## Written request
Copy out each line of the material below that holds the string "title".

┌──

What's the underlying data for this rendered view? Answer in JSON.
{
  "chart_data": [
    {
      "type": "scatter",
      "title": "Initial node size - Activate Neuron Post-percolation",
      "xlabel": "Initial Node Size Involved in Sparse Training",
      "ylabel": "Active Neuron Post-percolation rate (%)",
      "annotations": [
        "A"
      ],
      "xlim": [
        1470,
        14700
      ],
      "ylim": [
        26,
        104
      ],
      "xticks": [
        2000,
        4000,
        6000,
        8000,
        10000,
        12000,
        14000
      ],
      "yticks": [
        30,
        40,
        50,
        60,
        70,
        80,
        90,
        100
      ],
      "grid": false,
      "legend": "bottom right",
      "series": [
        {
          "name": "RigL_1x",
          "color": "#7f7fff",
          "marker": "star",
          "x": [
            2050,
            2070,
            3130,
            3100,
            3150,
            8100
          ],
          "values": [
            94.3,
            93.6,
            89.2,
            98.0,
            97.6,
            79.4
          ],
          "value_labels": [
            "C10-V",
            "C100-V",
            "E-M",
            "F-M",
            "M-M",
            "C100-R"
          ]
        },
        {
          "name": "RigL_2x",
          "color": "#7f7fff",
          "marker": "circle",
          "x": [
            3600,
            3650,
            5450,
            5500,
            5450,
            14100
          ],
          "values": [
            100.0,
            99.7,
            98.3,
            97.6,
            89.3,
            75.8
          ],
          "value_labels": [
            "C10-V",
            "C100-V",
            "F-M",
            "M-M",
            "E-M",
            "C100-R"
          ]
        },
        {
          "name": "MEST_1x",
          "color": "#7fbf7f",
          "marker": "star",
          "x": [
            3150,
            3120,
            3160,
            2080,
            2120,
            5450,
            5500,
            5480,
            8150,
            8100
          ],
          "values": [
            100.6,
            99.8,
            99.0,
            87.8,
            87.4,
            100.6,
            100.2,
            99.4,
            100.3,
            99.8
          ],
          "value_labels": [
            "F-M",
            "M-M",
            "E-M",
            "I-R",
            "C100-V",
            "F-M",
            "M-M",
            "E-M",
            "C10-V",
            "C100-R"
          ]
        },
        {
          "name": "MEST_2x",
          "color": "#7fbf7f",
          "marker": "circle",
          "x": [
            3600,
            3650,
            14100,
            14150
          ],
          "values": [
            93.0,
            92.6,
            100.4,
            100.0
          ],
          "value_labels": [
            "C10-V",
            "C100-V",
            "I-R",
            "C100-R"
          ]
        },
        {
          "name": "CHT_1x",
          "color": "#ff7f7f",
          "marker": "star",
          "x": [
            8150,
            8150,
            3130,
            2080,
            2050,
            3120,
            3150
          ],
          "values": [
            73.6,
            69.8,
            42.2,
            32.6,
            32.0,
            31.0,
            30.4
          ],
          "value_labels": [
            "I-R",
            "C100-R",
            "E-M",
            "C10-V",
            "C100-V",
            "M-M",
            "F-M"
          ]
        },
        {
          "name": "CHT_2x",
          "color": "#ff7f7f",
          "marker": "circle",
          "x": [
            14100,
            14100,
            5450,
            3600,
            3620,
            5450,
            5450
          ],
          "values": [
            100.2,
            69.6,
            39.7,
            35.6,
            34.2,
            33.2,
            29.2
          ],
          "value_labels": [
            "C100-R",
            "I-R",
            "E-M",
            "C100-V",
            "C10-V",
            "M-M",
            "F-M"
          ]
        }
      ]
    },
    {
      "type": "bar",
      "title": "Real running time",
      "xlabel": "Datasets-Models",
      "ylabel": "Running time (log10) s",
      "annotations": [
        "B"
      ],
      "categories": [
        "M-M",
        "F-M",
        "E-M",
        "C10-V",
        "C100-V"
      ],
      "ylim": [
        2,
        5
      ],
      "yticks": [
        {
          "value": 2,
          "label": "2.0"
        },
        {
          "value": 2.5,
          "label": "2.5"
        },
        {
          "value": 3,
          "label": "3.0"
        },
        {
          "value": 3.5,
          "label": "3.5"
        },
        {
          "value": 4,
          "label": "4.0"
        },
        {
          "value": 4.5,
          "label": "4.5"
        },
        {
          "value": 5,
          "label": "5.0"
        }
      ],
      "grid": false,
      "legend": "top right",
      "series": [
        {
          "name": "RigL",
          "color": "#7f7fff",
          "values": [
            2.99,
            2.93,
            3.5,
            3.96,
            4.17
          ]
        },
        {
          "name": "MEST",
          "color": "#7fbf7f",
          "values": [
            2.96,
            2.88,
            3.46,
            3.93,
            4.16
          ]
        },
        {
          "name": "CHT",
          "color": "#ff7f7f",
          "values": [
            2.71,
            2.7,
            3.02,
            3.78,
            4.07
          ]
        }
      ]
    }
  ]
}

└──

## Result for this task
      "title": "Initial node size - Activate Neuron Post-percolation",
      "title": "Real running time",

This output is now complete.